____ Input for this task
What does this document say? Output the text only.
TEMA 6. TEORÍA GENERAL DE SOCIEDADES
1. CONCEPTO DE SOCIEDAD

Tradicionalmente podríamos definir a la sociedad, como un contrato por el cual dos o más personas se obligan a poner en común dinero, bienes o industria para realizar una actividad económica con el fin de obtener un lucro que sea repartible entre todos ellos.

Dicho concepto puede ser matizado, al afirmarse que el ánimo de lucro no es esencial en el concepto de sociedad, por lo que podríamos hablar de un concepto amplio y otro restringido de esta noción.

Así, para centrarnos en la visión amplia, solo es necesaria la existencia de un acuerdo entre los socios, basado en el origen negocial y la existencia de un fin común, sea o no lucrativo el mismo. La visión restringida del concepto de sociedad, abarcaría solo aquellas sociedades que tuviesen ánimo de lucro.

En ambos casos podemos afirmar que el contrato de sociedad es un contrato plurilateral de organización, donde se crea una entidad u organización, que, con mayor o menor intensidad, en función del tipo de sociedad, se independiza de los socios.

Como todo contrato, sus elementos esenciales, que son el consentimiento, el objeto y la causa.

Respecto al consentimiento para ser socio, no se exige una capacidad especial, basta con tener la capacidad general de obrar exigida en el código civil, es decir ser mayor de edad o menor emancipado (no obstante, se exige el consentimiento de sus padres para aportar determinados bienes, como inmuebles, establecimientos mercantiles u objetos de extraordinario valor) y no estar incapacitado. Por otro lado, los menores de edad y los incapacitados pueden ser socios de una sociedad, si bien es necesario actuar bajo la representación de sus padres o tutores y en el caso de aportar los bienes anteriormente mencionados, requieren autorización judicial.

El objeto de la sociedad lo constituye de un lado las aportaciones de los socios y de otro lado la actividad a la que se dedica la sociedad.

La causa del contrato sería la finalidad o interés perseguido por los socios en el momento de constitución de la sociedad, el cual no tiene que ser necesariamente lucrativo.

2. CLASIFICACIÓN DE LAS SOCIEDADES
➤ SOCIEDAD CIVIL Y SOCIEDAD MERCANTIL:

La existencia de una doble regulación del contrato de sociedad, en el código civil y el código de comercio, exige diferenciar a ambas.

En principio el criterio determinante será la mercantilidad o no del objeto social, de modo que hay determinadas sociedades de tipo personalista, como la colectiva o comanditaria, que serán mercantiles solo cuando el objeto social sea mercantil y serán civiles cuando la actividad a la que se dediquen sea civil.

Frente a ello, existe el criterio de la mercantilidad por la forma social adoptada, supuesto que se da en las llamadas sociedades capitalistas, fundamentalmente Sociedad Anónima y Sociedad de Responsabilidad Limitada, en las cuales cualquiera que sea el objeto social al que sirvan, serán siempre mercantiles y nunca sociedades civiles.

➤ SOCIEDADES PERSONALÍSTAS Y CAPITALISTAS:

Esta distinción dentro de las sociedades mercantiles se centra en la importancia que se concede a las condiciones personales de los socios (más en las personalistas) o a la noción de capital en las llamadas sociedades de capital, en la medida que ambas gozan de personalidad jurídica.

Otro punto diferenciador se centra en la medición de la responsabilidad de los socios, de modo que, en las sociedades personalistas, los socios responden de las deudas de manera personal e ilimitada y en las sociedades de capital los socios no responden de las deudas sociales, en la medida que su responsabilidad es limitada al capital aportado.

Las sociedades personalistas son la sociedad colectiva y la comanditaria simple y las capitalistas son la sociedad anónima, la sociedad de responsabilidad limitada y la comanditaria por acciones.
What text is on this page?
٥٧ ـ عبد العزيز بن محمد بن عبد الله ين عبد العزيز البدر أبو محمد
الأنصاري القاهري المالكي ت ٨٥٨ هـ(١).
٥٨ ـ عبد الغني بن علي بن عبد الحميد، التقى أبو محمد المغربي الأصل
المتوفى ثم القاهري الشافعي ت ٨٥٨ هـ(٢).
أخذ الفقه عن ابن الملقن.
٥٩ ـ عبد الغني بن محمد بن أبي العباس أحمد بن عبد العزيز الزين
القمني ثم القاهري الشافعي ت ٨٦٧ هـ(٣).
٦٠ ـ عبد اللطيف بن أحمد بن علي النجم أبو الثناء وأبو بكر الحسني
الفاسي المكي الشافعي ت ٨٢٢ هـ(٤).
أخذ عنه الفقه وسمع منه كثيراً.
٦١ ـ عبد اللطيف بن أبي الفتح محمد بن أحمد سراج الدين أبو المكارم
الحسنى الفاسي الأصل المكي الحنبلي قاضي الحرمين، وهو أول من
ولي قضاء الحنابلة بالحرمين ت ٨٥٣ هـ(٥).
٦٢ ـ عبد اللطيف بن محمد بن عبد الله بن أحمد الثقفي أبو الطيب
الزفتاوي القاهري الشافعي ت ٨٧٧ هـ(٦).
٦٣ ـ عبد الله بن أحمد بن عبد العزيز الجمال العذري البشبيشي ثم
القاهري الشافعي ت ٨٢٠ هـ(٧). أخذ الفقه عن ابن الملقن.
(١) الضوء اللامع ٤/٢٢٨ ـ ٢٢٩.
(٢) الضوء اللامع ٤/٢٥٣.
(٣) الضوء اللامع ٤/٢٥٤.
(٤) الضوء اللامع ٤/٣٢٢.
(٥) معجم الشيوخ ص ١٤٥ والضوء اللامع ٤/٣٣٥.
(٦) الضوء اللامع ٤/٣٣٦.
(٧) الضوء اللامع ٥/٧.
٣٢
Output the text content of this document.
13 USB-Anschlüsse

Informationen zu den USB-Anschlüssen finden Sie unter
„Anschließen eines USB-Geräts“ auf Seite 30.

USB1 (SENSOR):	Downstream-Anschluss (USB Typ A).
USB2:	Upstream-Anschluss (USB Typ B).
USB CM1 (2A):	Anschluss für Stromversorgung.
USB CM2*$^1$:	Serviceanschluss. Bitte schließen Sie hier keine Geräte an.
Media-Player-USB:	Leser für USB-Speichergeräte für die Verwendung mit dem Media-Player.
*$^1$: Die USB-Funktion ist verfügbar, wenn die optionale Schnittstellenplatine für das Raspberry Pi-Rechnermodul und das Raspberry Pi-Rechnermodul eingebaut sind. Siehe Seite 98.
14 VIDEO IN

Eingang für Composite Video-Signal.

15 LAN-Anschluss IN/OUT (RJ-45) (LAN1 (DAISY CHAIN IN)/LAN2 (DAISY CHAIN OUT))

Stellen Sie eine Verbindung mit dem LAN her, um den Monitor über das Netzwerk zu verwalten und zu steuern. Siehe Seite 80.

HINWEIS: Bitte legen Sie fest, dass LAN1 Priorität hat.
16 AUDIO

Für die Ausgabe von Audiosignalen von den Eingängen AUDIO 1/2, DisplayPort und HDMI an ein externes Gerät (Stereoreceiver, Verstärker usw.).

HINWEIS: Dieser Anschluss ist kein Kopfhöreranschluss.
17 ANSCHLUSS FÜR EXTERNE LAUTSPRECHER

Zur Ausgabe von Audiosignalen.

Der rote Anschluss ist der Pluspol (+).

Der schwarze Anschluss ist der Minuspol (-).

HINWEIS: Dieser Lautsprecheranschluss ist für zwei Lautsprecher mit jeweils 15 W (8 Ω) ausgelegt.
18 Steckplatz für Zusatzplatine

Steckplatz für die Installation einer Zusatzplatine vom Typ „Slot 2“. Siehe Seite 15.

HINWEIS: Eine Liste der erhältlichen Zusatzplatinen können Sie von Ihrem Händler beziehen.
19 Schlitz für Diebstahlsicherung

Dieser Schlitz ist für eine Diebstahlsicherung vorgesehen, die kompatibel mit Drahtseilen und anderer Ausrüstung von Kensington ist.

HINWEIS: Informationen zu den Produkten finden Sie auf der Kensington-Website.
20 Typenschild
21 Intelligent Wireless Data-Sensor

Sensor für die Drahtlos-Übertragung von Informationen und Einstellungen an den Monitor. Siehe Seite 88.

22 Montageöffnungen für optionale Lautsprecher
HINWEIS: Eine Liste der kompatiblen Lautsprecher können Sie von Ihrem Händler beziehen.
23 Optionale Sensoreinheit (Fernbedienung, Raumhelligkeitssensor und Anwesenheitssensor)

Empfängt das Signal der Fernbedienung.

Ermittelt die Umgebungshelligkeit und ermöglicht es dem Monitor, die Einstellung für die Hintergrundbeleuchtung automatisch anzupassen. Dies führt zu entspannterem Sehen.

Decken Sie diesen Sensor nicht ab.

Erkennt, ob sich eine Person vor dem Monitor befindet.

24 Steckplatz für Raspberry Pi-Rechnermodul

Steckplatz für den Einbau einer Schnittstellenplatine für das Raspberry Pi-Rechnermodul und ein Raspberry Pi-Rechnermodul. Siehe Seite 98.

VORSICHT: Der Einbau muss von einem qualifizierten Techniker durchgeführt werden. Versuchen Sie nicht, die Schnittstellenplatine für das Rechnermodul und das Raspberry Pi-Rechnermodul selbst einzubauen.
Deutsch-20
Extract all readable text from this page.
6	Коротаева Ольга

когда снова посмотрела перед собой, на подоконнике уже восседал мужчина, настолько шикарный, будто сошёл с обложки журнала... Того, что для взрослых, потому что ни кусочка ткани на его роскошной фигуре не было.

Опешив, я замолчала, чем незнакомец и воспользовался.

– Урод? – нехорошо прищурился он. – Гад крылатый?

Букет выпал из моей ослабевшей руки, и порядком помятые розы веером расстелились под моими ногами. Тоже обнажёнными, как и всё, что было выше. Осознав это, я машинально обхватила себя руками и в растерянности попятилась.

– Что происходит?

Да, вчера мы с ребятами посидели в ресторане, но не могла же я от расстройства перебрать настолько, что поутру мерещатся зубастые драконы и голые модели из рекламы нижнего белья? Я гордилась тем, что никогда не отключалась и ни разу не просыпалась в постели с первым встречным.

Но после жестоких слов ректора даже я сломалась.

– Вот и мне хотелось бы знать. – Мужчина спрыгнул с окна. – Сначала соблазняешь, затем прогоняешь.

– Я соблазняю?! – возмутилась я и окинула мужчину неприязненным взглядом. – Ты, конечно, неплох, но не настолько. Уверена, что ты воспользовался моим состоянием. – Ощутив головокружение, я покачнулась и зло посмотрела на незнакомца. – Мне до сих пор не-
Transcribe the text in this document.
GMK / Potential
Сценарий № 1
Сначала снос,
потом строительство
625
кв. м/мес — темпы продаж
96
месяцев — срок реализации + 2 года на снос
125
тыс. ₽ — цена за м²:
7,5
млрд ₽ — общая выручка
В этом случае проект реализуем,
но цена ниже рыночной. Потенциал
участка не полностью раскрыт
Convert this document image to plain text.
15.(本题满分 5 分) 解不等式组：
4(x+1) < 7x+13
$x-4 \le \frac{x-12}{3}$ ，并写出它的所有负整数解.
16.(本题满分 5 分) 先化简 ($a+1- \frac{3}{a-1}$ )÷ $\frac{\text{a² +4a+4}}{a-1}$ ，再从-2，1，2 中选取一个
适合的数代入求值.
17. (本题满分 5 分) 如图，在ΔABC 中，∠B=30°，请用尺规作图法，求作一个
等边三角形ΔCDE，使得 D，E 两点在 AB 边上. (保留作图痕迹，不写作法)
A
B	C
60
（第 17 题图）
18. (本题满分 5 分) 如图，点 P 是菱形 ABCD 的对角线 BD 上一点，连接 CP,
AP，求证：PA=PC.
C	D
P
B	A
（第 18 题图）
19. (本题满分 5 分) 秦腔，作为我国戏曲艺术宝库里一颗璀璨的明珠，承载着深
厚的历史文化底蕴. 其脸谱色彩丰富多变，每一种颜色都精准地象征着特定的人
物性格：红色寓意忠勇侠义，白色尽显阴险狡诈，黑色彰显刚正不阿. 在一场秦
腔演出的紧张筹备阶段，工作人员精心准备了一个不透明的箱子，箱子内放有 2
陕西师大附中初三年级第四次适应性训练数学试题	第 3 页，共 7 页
________
# Goal of the exercise
The required output is the span of lines from the one containing "Convert this document image to plain text." to the last line, reproduced character for character.

# Exercise response
Convert this document image to plain text.
15.(本题满分 5 分) 解不等式组：
4(x+1) < 7x+13
$x-4 \le \frac{x-12}{3}$ ，并写出它的所有负整数解.
16.(本题满分 5 分) 先化简 ($a+1- \frac{3}{a-1}$ )÷ $\frac{\text{a² +4a+4}}{a-1}$ ，再从-2，1，2 中选取一个
适合的数代入求值.
17. (本题满分 5 分) 如图，在ΔABC 中，∠B=30°，请用尺规作图法，求作一个
等边三角形ΔCDE，使得 D，E 两点在 AB 边上. (保留作图痕迹，不写作法)
A
B	C
60
（第 17 题图）
18. (本题满分 5 分) 如图，点 P 是菱形 ABCD 的对角线 BD 上一点，连接 CP,
AP，求证：PA=PC.
C	D
P
B	A
（第 18 题图）
19. (本题满分 5 分) 秦腔，作为我国戏曲艺术宝库里一颗璀璨的明珠，承载着深
厚的历史文化底蕴. 其脸谱色彩丰富多变，每一种颜色都精准地象征着特定的人
物性格：红色寓意忠勇侠义，白色尽显阴险狡诈，黑色彰显刚正不阿. 在一场秦
腔演出的紧张筹备阶段，工作人员精心准备了一个不透明的箱子，箱子内放有 2
陕西师大附中初三年级第四次适应性训练数学试题	第 3 页，共 7 页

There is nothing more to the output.